— Begin Material shown —

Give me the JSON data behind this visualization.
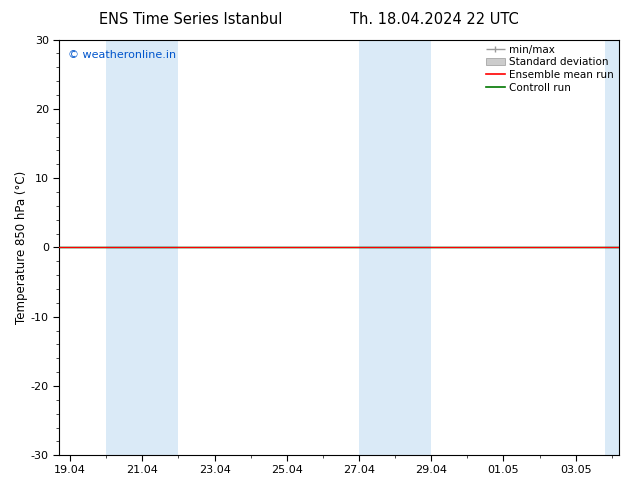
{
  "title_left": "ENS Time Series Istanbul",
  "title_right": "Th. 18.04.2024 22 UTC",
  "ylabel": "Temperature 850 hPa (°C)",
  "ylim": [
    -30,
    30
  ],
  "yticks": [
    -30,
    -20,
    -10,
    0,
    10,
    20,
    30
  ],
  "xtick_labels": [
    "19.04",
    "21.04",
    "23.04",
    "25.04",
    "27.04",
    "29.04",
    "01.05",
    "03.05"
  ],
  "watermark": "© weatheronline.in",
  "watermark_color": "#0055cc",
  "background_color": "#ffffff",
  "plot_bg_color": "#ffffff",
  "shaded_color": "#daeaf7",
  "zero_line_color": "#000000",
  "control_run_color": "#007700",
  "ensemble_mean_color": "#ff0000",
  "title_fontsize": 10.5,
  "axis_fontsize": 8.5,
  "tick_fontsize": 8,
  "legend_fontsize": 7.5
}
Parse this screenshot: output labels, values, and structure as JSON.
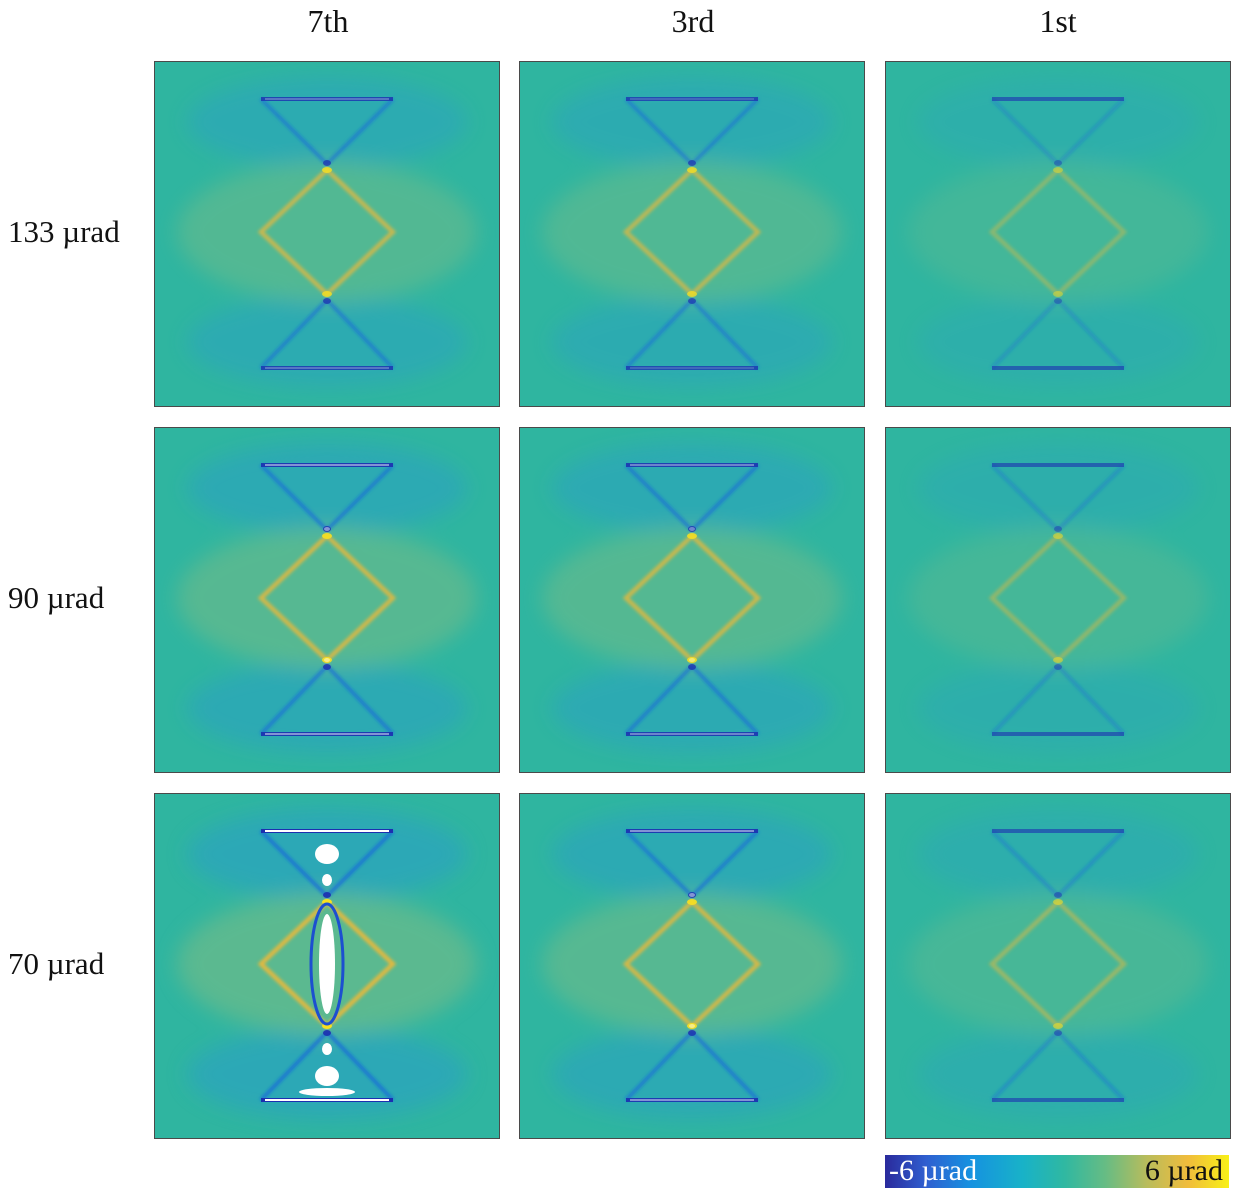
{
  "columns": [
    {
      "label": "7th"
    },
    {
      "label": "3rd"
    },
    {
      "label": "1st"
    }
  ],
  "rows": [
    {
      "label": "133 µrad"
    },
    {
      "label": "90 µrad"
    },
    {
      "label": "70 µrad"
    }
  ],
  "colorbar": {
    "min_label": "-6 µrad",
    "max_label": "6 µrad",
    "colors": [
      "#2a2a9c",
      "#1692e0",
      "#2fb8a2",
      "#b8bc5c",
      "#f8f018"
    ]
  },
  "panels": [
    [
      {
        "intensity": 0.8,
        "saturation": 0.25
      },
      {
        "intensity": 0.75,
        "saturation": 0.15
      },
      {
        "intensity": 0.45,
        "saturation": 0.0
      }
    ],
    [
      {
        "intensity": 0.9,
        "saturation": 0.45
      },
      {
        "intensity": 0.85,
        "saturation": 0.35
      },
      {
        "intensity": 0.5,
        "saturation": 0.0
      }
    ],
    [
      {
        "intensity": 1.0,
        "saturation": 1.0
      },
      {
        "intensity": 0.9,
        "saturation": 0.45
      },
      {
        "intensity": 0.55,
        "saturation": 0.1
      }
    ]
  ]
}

— End Material shown —
— Begin Material shown —

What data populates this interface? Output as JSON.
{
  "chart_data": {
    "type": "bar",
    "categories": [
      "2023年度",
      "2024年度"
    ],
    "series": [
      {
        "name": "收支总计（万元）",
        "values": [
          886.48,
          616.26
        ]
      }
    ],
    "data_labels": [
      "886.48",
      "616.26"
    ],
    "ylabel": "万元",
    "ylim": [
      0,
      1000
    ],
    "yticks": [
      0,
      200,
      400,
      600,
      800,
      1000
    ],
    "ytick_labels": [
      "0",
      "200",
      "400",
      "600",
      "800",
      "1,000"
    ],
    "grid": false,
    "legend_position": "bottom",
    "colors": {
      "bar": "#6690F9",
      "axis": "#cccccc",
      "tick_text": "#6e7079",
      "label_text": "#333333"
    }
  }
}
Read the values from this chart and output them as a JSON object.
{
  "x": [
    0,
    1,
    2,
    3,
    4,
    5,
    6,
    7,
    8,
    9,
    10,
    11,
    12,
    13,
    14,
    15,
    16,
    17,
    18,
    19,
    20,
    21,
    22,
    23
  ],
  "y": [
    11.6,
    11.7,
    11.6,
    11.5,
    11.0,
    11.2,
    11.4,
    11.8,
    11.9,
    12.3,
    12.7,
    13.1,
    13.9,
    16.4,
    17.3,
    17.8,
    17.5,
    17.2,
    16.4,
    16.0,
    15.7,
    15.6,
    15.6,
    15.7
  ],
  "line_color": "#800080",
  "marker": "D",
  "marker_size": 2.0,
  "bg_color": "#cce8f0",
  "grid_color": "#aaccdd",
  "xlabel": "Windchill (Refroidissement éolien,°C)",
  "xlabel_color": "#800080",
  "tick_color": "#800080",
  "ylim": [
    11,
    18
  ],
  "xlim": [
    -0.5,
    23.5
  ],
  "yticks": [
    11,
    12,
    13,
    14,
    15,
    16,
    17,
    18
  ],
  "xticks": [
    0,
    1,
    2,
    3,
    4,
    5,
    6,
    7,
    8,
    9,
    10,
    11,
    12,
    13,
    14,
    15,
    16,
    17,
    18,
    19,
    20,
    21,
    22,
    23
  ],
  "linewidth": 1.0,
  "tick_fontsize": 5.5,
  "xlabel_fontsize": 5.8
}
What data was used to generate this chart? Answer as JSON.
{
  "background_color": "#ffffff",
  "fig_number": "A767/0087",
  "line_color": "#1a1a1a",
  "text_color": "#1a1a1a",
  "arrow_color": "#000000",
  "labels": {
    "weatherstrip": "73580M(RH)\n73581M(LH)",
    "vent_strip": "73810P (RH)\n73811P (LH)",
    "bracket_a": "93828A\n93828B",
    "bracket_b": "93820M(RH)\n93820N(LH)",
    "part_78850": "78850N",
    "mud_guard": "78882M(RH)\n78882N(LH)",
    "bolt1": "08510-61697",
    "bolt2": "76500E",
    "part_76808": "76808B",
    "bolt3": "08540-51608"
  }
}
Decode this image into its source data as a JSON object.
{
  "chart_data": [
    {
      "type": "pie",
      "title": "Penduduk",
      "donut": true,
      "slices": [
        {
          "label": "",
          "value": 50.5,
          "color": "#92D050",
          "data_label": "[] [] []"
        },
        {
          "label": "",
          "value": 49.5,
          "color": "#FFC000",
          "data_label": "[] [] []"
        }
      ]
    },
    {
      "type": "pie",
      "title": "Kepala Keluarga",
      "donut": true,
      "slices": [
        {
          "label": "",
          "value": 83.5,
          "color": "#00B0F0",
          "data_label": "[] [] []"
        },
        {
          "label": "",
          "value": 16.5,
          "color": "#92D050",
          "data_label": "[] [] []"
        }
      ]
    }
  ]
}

— End Material shown —

Your objective = Only a number is wanted: how many lines of the material above hold "JSON"?

Exercise answer = 6